### Your assignment
Please give the data again exactly, with no line dropped.

### The data
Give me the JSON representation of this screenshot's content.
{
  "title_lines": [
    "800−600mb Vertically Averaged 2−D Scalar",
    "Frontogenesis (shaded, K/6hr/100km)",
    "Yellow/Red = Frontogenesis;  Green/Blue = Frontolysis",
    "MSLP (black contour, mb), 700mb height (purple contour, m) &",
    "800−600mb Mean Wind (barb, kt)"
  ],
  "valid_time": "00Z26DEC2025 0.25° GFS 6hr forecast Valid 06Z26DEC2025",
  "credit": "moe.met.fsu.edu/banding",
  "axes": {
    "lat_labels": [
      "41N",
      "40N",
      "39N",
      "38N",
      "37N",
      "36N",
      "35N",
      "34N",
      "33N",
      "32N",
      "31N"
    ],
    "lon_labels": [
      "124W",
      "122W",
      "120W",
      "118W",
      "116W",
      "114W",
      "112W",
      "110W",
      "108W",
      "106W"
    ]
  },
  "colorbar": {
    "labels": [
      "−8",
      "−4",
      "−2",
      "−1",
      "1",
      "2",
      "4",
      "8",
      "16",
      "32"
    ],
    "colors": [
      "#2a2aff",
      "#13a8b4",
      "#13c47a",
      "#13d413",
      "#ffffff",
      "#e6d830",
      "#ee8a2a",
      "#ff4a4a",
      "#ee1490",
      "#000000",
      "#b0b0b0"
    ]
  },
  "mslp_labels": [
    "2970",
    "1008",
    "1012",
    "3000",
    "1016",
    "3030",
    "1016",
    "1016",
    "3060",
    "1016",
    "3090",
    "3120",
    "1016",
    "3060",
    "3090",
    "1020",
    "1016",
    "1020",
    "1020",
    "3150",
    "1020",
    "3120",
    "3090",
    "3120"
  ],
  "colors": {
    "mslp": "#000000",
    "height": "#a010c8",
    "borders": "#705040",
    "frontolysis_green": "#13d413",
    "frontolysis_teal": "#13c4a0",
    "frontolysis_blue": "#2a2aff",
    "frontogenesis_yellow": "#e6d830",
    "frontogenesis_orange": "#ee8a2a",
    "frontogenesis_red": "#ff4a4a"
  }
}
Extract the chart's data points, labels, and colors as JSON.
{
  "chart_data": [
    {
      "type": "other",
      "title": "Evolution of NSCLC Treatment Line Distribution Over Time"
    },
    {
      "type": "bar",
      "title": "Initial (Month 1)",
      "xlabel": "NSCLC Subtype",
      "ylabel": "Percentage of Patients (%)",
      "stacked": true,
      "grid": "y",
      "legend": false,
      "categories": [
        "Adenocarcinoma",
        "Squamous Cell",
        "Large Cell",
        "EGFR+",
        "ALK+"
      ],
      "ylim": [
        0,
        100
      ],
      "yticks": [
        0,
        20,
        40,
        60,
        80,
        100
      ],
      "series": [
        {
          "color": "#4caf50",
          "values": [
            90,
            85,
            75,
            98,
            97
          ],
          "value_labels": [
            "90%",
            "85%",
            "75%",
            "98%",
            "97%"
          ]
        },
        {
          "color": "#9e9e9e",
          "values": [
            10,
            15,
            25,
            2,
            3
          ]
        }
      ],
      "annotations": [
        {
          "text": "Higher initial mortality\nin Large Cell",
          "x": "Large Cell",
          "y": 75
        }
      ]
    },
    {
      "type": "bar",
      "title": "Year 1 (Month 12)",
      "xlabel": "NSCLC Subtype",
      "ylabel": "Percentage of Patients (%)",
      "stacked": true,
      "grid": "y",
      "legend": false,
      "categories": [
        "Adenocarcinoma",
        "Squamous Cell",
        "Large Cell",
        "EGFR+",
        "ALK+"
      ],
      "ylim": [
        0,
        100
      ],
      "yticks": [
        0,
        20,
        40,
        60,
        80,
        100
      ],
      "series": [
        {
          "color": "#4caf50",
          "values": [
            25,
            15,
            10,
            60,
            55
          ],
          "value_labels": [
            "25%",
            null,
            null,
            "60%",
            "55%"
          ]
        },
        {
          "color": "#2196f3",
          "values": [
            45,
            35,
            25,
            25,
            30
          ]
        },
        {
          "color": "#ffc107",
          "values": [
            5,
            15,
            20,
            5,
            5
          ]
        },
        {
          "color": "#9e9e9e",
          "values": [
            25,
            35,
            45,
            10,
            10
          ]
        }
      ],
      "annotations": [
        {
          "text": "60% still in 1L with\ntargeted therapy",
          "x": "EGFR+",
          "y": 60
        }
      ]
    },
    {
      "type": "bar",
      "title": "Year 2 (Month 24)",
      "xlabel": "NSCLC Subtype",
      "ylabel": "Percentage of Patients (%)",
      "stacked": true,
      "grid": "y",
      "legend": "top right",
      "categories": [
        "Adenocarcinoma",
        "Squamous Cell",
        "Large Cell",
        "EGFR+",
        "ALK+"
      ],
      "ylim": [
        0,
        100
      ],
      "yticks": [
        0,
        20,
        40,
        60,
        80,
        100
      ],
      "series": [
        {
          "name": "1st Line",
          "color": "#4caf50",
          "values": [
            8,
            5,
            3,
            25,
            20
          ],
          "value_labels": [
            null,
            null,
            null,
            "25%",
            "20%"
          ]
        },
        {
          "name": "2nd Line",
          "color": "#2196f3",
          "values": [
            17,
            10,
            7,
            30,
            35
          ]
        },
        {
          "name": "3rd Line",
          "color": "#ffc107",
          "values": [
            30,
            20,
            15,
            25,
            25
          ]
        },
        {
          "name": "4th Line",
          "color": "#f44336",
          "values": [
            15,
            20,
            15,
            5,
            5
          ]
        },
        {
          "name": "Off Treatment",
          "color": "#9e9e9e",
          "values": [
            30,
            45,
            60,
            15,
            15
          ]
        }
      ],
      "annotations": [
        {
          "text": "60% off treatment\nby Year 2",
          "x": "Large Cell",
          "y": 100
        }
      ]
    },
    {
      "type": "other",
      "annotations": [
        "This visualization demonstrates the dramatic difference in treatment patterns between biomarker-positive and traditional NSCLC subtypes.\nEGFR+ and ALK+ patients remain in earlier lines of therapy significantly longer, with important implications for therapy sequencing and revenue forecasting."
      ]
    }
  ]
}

### Written solution
Give me the JSON representation of this screenshot's content.
{
  "title_lines": [
    "800−600mb Vertically Averaged 2−D Scalar",
    "Frontogenesis (shaded, K/6hr/100km)",
    "Yellow/Red = Frontogenesis;  Green/Blue = Frontolysis",
    "MSLP (black contour, mb), 700mb height (purple contour, m) &",
    "800−600mb Mean Wind (barb, kt)"
  ],
  "valid_time": "00Z26DEC2025 0.25° GFS 6hr forecast Valid 06Z26DEC2025",
  "credit": "moe.met.fsu.edu/banding",
  "axes": {
    "lat_labels": [
      "41N",
      "40N",
      "39N",
      "38N",
      "37N",
      "36N",
      "35N",
      "34N",
      "33N",
      "32N",
      "31N"
    ],
    "lon_labels": [
      "124W",
      "122W",
      "120W",
      "118W",
      "116W",
      "114W",
      "112W",
      "110W",
      "108W",
      "106W"
    ]
  },
  "colorbar": {
    "labels": [
      "−8",
      "−4",
      "−2",
      "−1",
      "1",
      "2",
      "4",
      "8",
      "16",
      "32"
    ],
    "colors": [
      "#2a2aff",
      "#13a8b4",
      "#13c47a",
      "#13d413",
      "#ffffff",
      "#e6d830",
      "#ee8a2a",
      "#ff4a4a",
      "#ee1490",
      "#000000",
      "#b0b0b0"
    ]
  },
  "mslp_labels": [
    "2970",
    "1008",
    "1012",
    "3000",
    "1016",
    "3030",
    "1016",
    "1016",
    "3060",
    "1016",
    "3090",
    "3120",
    "1016",
    "3060",
    "3090",
    "1020",
    "1016",
    "1020",
    "1020",
    "3150",
    "1020",
    "3120",
    "3090",
    "3120"
  ],
  "colors": {
    "mslp": "#000000",
    "height": "#a010c8",
    "borders": "#705040",
    "frontolysis_green": "#13d413",
    "frontolysis_teal": "#13c4a0",
    "frontolysis_blue": "#2a2aff",
    "frontogenesis_yellow": "#e6d830",
    "frontogenesis_orange": "#ee8a2a",
    "frontogenesis_red": "#ff4a4a"
  }
}
Extract the chart's data points, labels, and colors as JSON.
{
  "chart_data": [
    {
      "type": "other",
      "title": "Evolution of NSCLC Treatment Line Distribution Over Time"
    },
    {
      "type": "bar",
      "title": "Initial (Month 1)",
      "xlabel": "NSCLC Subtype",
      "ylabel": "Percentage of Patients (%)",
      "stacked": true,
      "grid": "y",
      "legend": false,
      "categories": [
        "Adenocarcinoma",
        "Squamous Cell",
        "Large Cell",
        "EGFR+",
        "ALK+"
      ],
      "ylim": [
        0,
        100
      ],
      "yticks": [
        0,
        20,
        40,
        60,
        80,
        100
      ],
      "series": [
        {
          "color": "#4caf50",
          "values": [
            90,
            85,
            75,
            98,
            97
          ],
          "value_labels": [
            "90%",
            "85%",
            "75%",
            "98%",
            "97%"
          ]
        },
        {
          "color": "#9e9e9e",
          "values": [
            10,
            15,
            25,
            2,
            3
          ]
        }
      ],
      "annotations": [
        {
          "text": "Higher initial mortality\nin Large Cell",
          "x": "Large Cell",
          "y": 75
        }
      ]
    },
    {
      "type": "bar",
      "title": "Year 1 (Month 12)",
      "xlabel": "NSCLC Subtype",
      "ylabel": "Percentage of Patients (%)",
      "stacked": true,
      "grid": "y",
      "legend": false,
      "categories": [
        "Adenocarcinoma",
        "Squamous Cell",
        "Large Cell",
        "EGFR+",
        "ALK+"
      ],
      "ylim": [
        0,
        100
      ],
      "yticks": [
        0,
        20,
        40,
        60,
        80,
        100
      ],
      "series": [
        {
          "color": "#4caf50",
          "values": [
            25,
            15,
            10,
            60,
            55
          ],
          "value_labels": [
            "25%",
            null,
            null,
            "60%",
            "55%"
          ]
        },
        {
          "color": "#2196f3",
          "values": [
            45,
            35,
            25,
            25,
            30
          ]
        },
        {
          "color": "#ffc107",
          "values": [
            5,
            15,
            20,
            5,
            5
          ]
        },
        {
          "color": "#9e9e9e",
          "values": [
            25,
            35,
            45,
            10,
            10
          ]
        }
      ],
      "annotations": [
        {
          "text": "60% still in 1L with\ntargeted therapy",
          "x": "EGFR+",
          "y": 60
        }
      ]
    },
    {
      "type": "bar",
      "title": "Year 2 (Month 24)",
      "xlabel": "NSCLC Subtype",
      "ylabel": "Percentage of Patients (%)",
      "stacked": true,
      "grid": "y",
      "legend": "top right",
      "categories": [
        "Adenocarcinoma",
        "Squamous Cell",
        "Large Cell",
        "EGFR+",
        "ALK+"
      ],
      "ylim": [
        0,
        100
      ],
      "yticks": [
        0,
        20,
        40,
        60,
        80,
        100
      ],
      "series": [
        {
          "name": "1st Line",
          "color": "#4caf50",
          "values": [
            8,
            5,
            3,
            25,
            20
          ],
          "value_labels": [
            null,
            null,
            null,
            "25%",
            "20%"
          ]
        },
        {
          "name": "2nd Line",
          "color": "#2196f3",
          "values": [
            17,
            10,
            7,
            30,
            35
          ]
        },
        {
          "name": "3rd Line",
          "color": "#ffc107",
          "values": [
            30,
            20,
            15,
            25,
            25
          ]
        },
        {
          "name": "4th Line",
          "color": "#f44336",
          "values": [
            15,
            20,
            15,
            5,
            5
          ]
        },
        {
          "name": "Off Treatment",
          "color": "#9e9e9e",
          "values": [
            30,
            45,
            60,
            15,
            15
          ]
        }
      ],
      "annotations": [
        {
          "text": "60% off treatment\nby Year 2",
          "x": "Large Cell",
          "y": 100
        }
      ]
    },
    {
      "type": "other",
      "annotations": [
        "This visualization demonstrates the dramatic difference in treatment patterns between biomarker-positive and traditional NSCLC subtypes.\nEGFR+ and ALK+ patients remain in earlier lines of therapy significantly longer, with important implications for therapy sequencing and revenue forecasting."
      ]
    }
  ]
}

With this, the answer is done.